-- SOURCE DOCUMENT start --

Jane Ayeko-Kümmeth im
June 2, 2017

President Trump's controversial decision isn't all bad news for the African continent, as many countries seek to be self-reliant in terms of climate change adaptation and move closer towards a clean energy industry.

Washington Anti Trump Protest
Image: Reuters/J. Roberts

Following US President Donald Trump's decision to withdraw from the landmark Paris agreement, questions are being askedabout how the US's absence will impact other countries' attempts to tackle climate change.

DW spoke with Professor Bob Scholes, a South African climate scientist and one of the lead authors on the assessment reports of the Intergovernmental Panel on Climate Change (IPCC), about how the decision will affect Africa.

DW: We know that Africa's contribution to carbon emissions is minimal yet the continent suffers the effects of climate change the most. The western world has committed to supporting Africa combat climate change. How is President Trump's decision going to affect this commitment?

Professor Bob Scholes: The main impact is twofold. Firstly, it's the symbolic impact of the world uniting to address a common problem which cannot be solved by any one country going it alone. The 2015 United Nations Climate Change Conference (COP 21) agreement was incredibly important and so to withdraw from that is avery damaging act in terms of global solidarity and moral leadership. In terms of an actual impact on the development of climate change over the next couple of decades, it will be quite small for three reasons. The first reason is that climate change is cumulative and there would not have been that much bending of the climate curve anyway within the next two decades or so. As a result of COP 21 the real impact would be towards the end of the century. The second reason is that while the US is the second biggest emitter in the world, it only counts for 20 percent of the global total. It's not going to suddenly double or halve that contribution, so that puts an upper limit on how much effect it can have on the global climate. The third reason is that most American emitters are going to change their behavior towards reduced emissions anyway for a variety of reasons. There are a whole lot of direct benefits from doing so in terms of reduced pollution and increased energy efficiency and many of them actually see this as an important global problem, regardless of what their president or federal government says. So we already see a huge amount of action taking place in America, in industries, cities and some states. Also, if America wishes to remain economically competitive on the world stage, it actually has to get with the program, otherwise it won't be able to sell its goods which have a high carbon content and won't be able to penetrate the new and emerging market for renewable energy. So those are all compelling reasons why America will probably reduce its emissions quite in line with what was proposed under COP 21, but is declining to be in any way accountable. 

Does this announcement have any direct impact on Africa as a continent?

Yes, it does. Obviously in the long term we are extremely vulnerable to climate change – as, incidentally, is the US. The long-term consequences of a failed climate agreement for Africa would be dire. In the shorter term, I think the big impact really is on the continental belief in social justice and in the emergence of a world order which they wish to be part of. If one of the countries who has always stood as a beacon in that area suddenly decides that it's going to behave in an extremely inward looking and selfish way, what incentive is there for African countries on both this matter and other international issues to behave differently?

Are African governments implementing any independent initiatives towards fighting climate change?

-- SOURCE DOCUMENT end --
-- RECORD LIST start --

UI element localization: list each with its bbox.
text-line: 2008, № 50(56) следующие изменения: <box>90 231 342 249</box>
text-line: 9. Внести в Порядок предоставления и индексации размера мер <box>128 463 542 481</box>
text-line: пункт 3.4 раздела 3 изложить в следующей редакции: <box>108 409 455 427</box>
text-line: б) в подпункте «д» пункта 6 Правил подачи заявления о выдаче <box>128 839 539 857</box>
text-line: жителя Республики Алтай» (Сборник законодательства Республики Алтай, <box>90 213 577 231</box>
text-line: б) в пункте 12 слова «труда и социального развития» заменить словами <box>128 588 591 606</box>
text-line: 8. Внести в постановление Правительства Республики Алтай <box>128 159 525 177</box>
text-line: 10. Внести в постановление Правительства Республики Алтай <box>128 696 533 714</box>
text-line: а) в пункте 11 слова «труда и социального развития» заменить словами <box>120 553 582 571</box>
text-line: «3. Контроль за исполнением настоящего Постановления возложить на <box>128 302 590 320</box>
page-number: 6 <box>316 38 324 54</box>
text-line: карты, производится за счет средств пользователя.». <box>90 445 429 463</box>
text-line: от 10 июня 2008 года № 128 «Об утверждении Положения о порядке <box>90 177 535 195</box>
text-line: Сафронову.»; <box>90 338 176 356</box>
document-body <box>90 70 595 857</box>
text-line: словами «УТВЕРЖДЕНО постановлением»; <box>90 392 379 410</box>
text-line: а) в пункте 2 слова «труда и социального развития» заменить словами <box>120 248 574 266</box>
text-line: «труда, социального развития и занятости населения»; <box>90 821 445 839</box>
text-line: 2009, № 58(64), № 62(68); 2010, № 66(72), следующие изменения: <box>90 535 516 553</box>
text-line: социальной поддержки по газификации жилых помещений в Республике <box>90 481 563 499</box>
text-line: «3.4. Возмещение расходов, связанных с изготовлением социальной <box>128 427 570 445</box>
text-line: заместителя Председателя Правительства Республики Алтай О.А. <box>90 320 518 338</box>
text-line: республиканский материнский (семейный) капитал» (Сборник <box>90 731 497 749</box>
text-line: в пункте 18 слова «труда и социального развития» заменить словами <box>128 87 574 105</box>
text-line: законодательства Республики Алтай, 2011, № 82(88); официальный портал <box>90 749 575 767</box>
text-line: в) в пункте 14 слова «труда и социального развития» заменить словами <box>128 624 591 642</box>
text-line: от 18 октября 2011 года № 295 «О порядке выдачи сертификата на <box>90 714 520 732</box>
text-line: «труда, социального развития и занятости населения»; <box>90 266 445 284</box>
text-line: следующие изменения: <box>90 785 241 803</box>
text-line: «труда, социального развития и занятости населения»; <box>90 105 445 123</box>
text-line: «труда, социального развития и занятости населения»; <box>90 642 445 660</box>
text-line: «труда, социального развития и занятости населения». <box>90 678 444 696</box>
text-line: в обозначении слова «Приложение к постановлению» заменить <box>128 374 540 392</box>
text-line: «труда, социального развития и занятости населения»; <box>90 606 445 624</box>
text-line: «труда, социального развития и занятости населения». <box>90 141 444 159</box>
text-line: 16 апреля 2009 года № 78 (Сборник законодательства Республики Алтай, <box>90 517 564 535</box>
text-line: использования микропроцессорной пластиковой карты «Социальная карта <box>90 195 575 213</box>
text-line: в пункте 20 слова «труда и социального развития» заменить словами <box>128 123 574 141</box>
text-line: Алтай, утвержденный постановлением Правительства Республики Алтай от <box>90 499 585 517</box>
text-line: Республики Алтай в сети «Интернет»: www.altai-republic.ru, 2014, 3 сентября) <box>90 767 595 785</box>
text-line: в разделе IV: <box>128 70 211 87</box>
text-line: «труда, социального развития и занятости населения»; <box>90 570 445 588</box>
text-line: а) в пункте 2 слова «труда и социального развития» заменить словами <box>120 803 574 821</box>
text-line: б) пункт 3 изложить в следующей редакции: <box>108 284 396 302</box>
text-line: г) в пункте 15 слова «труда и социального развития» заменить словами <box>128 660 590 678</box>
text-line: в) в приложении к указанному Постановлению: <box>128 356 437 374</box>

-- RECORD LIST end --

WHAT TO WORK ON:
1 - Using the interview on Trump's withdrawal from the Paris agreement, say whether each statement agrees with it: (a) The US accounts for 20 percent of global emissions. (b) Scholes expects the real impact of COP 21 to come within the next two decades. (c) Scholes is a South African climate scientist. Give yes or no, quoting the deciding words.
2 - Pick up the interview on Trump's withdrawal from the Paris agreement after its last line and write the next part.
The entries were taken from a different source than the interview.

RESULTS OF THE EXERCISE:
1 -
(a) Yes: "it only counts for 20 percent of the global total."
(b) No: "As a result of COP 21 the real impact would be towards the end of the century."
(c) Yes: "a South African climate scientist"

2 -
Yes, we have always been quite self-reliant in terms of adaptation, because it's very clear that if you don't adapt you will carry the full burden of consequences. So African governments have been really quite proactive around adapting to climate change. But what they have been able to do in terms of mitigation is much more limited because their emissions – with the exception of a few countries like South Africa – are relatively small, so that hasn't really been a key issue. They are of course thinking about their developmental trajectory and in general African governments are looking forward to moving on to a new energy trajectory which doesn't go through the high emission phase but proceeds directly to a much cleaner and greener way of doing business.

Since the continent relies heavily on US support, how best can Africa now position itself in the Paris agreement alongside other major players, such as the European Union and China?

I don't wish to over-emphasize the role which aid plays in Africa. Yes, it is important for some governments in terms of development. But overall it's more relative to trade interactions. So we should not suggest that the loss of a fraction of official development aid which is associated with climate change and the US is going to cripple the development of Africa. In some ways it might focus them on looking for domestic solutions rather than international solutions, which often come with many hidden conditions. So it's not necessarily a desperate situation. But it is true that Africa would certainly benefit from a leg-up to get on to a development path which is both globally emissions-friendly and locally more sustainable. We must always remember that many of the driving forces for that economic transition in Africa actually originate outside of Africa, in places like China, Europe and the US, either through demand for Africa resources or through the direct establishment of farming and bio-energy enterprises on the African continent.

China's massive investment in the African continent has the potential to contribute towards industrialization. Are African countries taking any measures to ensure that industrialization does not go the same way it has in China, where emissions are extremely high?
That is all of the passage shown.